--- Start ---

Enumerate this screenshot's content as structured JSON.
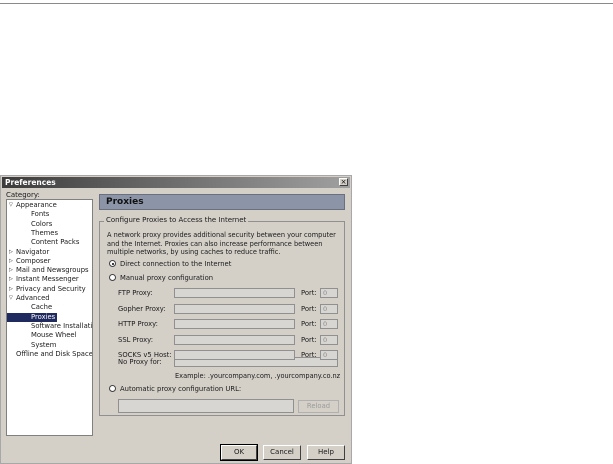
{
  "window": {
    "title": "Preferences",
    "close_glyph": "×"
  },
  "sidebar": {
    "label": "Category:",
    "items": [
      {
        "label": "Appearance",
        "level": 0,
        "twisty": "open"
      },
      {
        "label": "Fonts",
        "level": 1
      },
      {
        "label": "Colors",
        "level": 1
      },
      {
        "label": "Themes",
        "level": 1
      },
      {
        "label": "Content Packs",
        "level": 1
      },
      {
        "label": "Navigator",
        "level": 0,
        "twisty": "closed"
      },
      {
        "label": "Composer",
        "level": 0,
        "twisty": "closed"
      },
      {
        "label": "Mail and Newsgroups",
        "level": 0,
        "twisty": "closed"
      },
      {
        "label": "Instant Messenger",
        "level": 0,
        "twisty": "closed"
      },
      {
        "label": "Privacy and Security",
        "level": 0,
        "twisty": "closed"
      },
      {
        "label": "Advanced",
        "level": 0,
        "twisty": "open"
      },
      {
        "label": "Cache",
        "level": 1
      },
      {
        "label": "Proxies",
        "level": 1,
        "selected": true
      },
      {
        "label": "Software Installati...",
        "level": 1
      },
      {
        "label": "Mouse Wheel",
        "level": 1
      },
      {
        "label": "System",
        "level": 1
      },
      {
        "label": "Offline and Disk Space",
        "level": 0
      }
    ]
  },
  "panel": {
    "title": "Proxies",
    "group_title": "Configure Proxies to Access the Internet",
    "description": "A network proxy provides additional security between your computer and the Internet. Proxies can also increase performance between multiple networks, by using caches to reduce traffic.",
    "direct_label": "Direct connection to the Internet",
    "manual_label": "Manual proxy configuration",
    "proxies": [
      {
        "label": "FTP Proxy:",
        "port_label": "Port:",
        "port_value": "0",
        "value": ""
      },
      {
        "label": "Gopher Proxy:",
        "port_label": "Port:",
        "port_value": "0",
        "value": ""
      },
      {
        "label": "HTTP Proxy:",
        "port_label": "Port:",
        "port_value": "0",
        "value": ""
      },
      {
        "label": "SSL Proxy:",
        "port_label": "Port:",
        "port_value": "0",
        "value": ""
      },
      {
        "label": "SOCKS v5 Host:",
        "port_label": "Port:",
        "port_value": "0",
        "value": ""
      }
    ],
    "no_proxy_label": "No Proxy for:",
    "no_proxy_value": "",
    "example": "Example: .yourcompany.com, .yourcompany.co.nz",
    "auto_label": "Automatic proxy configuration URL:",
    "auto_value": "",
    "reload_label": "Reload",
    "selected_option": "direct"
  },
  "footer": {
    "ok": "OK",
    "cancel": "Cancel",
    "help": "Help"
  },
  "colors": {
    "dialog_bg": "#d4d0c8",
    "selection": "#1f2a5e",
    "header_bg": "#8c95a8"
  }
}
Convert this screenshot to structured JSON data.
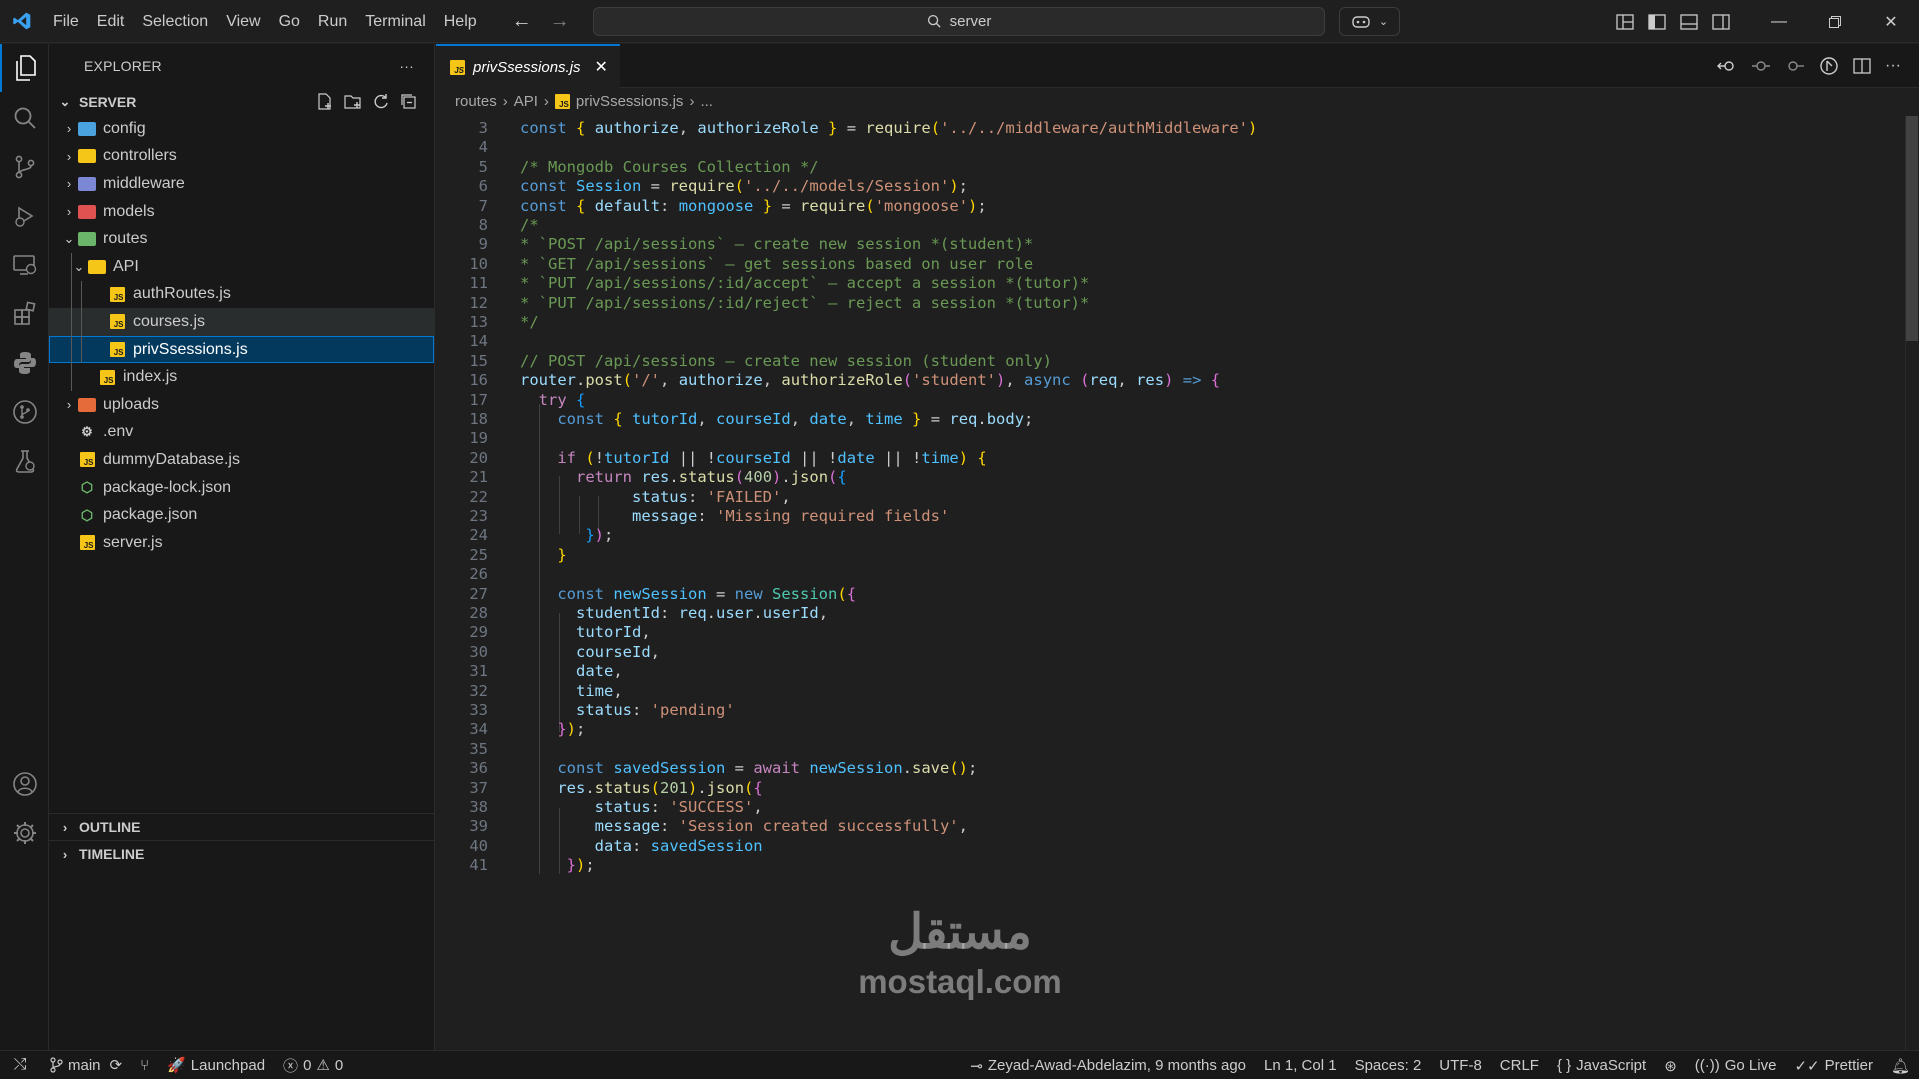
{
  "titlebar": {
    "menu": [
      "File",
      "Edit",
      "Selection",
      "View",
      "Go",
      "Run",
      "Terminal",
      "Help"
    ],
    "search_text": "server"
  },
  "sidebar": {
    "title": "EXPLORER",
    "more": "···",
    "section_title": "SERVER",
    "tree": [
      {
        "label": "config",
        "kind": "folder",
        "color": "#4aa3df"
      },
      {
        "label": "controllers",
        "kind": "folder",
        "color": "#f5c518"
      },
      {
        "label": "middleware",
        "kind": "folder",
        "color": "#7c87d6"
      },
      {
        "label": "models",
        "kind": "folder",
        "color": "#e05252"
      },
      {
        "label": "routes",
        "kind": "folder-open",
        "color": "#6bb56b"
      },
      {
        "label": "API",
        "kind": "folder-open",
        "color": "#f5c518"
      },
      {
        "label": "authRoutes.js",
        "kind": "js"
      },
      {
        "label": "courses.js",
        "kind": "js"
      },
      {
        "label": "privSsessions.js",
        "kind": "js"
      },
      {
        "label": "index.js",
        "kind": "js"
      },
      {
        "label": "uploads",
        "kind": "folder",
        "color": "#e56b3b"
      },
      {
        "label": ".env",
        "kind": "env"
      },
      {
        "label": "dummyDatabase.js",
        "kind": "js"
      },
      {
        "label": "package-lock.json",
        "kind": "npm"
      },
      {
        "label": "package.json",
        "kind": "npm"
      },
      {
        "label": "server.js",
        "kind": "js"
      }
    ],
    "outline": "OUTLINE",
    "timeline": "TIMELINE"
  },
  "editor": {
    "tab_label": "privSsessions.js",
    "breadcrumb": [
      "routes",
      "API",
      "privSsessions.js",
      "..."
    ],
    "line_numbers": [
      "3",
      "4",
      "5",
      "6",
      "7",
      "8",
      "9",
      "10",
      "11",
      "12",
      "13",
      "14",
      "15",
      "16",
      "17",
      "18",
      "19",
      "20",
      "21",
      "22",
      "23",
      "24",
      "25",
      "26",
      "27",
      "28",
      "29",
      "30",
      "31",
      "32",
      "33",
      "34",
      "35",
      "36",
      "37",
      "38",
      "39",
      "40",
      "41"
    ]
  },
  "watermark": {
    "arabic": "مستقل",
    "latin": "mostaql.com"
  },
  "statusbar": {
    "branch": "main",
    "launchpad": "Launchpad",
    "errors": "0",
    "warnings": "0",
    "blame": "Zeyad-Awad-Abdelazim, 9 months ago",
    "position": "Ln 1, Col 1",
    "spaces": "Spaces: 2",
    "encoding": "UTF-8",
    "eol": "CRLF",
    "language": "JavaScript",
    "golive": "Go Live",
    "prettier": "Prettier"
  }
}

--- End ---

▶ [Task requirements]:
Pull out all lines in the data above that include "privSsessions".

▶ [Exercise answer]:
        "label": "privSsessions.js",
    "tab_label": "privSsessions.js",
      "privSsessions.js",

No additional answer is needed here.